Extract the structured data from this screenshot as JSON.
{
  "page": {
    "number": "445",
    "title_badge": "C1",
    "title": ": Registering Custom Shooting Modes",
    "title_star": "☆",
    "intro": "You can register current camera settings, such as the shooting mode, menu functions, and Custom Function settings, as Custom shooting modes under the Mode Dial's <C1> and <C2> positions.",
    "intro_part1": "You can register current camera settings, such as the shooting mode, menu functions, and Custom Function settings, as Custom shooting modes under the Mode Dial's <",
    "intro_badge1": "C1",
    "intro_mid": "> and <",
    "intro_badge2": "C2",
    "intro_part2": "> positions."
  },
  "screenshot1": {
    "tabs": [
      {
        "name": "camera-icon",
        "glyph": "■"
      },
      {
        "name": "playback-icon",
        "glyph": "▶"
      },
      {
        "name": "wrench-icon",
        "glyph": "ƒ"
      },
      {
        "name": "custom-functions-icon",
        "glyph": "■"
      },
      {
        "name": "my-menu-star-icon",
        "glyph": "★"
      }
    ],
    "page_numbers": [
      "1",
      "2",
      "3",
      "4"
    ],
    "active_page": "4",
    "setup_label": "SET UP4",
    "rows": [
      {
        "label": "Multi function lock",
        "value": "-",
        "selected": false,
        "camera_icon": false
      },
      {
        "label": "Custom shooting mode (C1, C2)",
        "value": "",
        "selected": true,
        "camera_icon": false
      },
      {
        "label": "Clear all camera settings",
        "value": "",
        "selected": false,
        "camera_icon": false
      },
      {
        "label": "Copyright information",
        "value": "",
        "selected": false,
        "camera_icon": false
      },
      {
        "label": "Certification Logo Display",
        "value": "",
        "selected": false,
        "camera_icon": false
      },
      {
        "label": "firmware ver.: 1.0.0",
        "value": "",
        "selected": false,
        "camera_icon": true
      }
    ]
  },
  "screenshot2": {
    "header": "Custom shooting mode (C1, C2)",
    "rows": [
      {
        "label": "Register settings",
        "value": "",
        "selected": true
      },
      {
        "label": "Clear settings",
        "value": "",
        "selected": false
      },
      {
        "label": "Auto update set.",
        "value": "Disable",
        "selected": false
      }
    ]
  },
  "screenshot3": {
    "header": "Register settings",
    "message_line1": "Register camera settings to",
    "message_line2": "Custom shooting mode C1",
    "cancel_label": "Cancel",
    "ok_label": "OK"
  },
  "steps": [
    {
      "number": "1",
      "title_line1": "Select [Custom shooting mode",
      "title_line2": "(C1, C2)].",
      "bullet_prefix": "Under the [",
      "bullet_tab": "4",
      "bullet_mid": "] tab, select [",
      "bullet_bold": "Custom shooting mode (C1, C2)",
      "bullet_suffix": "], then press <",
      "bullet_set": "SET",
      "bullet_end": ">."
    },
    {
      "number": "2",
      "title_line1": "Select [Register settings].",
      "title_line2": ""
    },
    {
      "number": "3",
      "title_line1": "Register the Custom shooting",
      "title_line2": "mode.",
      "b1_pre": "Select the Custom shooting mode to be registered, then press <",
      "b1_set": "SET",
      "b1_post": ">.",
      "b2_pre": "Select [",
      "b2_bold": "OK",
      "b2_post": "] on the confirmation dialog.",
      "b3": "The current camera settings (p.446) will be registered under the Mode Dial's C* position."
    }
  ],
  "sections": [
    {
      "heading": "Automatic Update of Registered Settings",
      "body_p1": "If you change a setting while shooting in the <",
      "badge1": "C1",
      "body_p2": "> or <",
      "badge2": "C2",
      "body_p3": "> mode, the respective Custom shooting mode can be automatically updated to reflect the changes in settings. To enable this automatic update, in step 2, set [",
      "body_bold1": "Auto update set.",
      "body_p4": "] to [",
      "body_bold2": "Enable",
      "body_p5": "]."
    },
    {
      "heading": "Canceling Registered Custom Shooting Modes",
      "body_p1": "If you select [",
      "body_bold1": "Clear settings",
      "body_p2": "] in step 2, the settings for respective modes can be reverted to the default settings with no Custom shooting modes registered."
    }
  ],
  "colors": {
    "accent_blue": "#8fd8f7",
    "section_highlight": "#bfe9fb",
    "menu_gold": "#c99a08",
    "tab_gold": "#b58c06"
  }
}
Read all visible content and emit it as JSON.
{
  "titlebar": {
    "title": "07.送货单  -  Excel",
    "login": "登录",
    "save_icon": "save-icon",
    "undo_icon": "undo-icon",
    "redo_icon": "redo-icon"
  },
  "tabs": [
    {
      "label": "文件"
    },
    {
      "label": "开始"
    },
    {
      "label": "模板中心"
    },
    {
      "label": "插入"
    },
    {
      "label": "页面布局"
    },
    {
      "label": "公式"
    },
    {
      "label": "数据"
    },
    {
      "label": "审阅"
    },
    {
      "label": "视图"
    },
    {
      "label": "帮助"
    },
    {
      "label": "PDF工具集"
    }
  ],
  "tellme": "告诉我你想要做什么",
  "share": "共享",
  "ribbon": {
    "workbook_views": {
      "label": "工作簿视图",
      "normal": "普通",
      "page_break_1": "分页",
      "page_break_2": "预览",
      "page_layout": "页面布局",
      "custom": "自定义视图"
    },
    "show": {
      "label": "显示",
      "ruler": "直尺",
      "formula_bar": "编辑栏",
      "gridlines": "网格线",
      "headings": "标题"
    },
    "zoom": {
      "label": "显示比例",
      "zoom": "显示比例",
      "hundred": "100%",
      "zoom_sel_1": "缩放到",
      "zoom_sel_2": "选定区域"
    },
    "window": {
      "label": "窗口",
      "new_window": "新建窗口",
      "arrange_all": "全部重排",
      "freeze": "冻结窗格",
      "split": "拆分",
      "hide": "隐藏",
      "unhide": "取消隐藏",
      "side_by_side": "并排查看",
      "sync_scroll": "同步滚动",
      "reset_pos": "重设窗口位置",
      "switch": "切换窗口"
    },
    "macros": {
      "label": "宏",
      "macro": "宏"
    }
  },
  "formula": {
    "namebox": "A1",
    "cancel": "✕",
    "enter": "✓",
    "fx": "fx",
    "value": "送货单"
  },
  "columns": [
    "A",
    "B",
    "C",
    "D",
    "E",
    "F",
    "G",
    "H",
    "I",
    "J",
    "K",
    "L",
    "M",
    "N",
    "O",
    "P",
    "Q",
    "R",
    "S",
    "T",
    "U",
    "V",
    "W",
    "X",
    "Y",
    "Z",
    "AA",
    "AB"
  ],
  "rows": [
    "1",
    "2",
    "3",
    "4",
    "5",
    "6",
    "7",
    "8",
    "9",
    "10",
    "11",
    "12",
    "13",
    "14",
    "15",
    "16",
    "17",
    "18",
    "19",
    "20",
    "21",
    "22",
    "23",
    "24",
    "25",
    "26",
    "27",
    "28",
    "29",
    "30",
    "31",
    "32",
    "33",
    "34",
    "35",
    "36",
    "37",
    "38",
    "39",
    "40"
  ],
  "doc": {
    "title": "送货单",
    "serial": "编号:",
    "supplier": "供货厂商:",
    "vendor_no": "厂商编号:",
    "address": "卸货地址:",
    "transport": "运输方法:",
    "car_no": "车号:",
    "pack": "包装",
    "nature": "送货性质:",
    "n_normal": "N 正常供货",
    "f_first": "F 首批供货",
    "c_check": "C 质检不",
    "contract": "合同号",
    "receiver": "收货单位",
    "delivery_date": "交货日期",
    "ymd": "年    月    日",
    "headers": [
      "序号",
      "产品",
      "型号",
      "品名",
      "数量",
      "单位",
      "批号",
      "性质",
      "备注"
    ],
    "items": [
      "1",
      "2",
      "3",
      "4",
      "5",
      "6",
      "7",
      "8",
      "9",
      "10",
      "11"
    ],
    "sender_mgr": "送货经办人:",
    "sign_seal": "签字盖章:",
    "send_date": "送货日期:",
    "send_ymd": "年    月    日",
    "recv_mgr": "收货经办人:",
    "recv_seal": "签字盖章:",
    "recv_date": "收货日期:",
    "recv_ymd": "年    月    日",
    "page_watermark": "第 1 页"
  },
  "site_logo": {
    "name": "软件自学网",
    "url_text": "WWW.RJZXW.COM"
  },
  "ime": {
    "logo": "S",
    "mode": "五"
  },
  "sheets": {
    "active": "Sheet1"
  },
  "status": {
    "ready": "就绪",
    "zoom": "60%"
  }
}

◆ WHAT YOU NEED TO DO: Report how many lines include the word "JSON". Give nothing but the number.

◆ ANSWER: 2